Reproduce all of the material word for word.

* begin *

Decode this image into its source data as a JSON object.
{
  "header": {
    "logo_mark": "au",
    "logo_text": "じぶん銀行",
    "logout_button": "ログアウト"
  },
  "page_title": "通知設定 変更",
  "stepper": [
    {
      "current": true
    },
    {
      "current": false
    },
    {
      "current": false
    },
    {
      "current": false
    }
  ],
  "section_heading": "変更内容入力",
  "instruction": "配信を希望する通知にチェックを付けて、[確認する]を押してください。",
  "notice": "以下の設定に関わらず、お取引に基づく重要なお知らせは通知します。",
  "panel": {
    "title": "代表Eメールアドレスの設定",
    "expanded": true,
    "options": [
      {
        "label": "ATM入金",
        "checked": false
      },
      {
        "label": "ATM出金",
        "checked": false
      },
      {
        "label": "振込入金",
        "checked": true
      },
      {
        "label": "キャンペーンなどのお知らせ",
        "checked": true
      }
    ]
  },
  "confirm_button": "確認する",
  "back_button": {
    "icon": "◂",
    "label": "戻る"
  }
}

* end *

- _Solution for this problem_
Decode this image into its source data as a JSON object.
{
  "header": {
    "logo_mark": "au",
    "logo_text": "じぶん銀行",
    "logout_button": "ログアウト"
  },
  "page_title": "通知設定 変更",
  "stepper": [
    {
      "current": true
    },
    {
      "current": false
    },
    {
      "current": false
    },
    {
      "current": false
    }
  ],
  "section_heading": "変更内容入力",
  "instruction": "配信を希望する通知にチェックを付けて、[確認する]を押してください。",
  "notice": "以下の設定に関わらず、お取引に基づく重要なお知らせは通知します。",
  "panel": {
    "title": "代表Eメールアドレスの設定",
    "expanded": true,
    "options": [
      {
        "label": "ATM入金",
        "checked": false
      },
      {
        "label": "ATM出金",
        "checked": false
      },
      {
        "label": "振込入金",
        "checked": true
      },
      {
        "label": "キャンペーンなどのお知らせ",
        "checked": true
      }
    ]
  },
  "confirm_button": "確認する",
  "back_button": {
    "icon": "◂",
    "label": "戻る"
  }
}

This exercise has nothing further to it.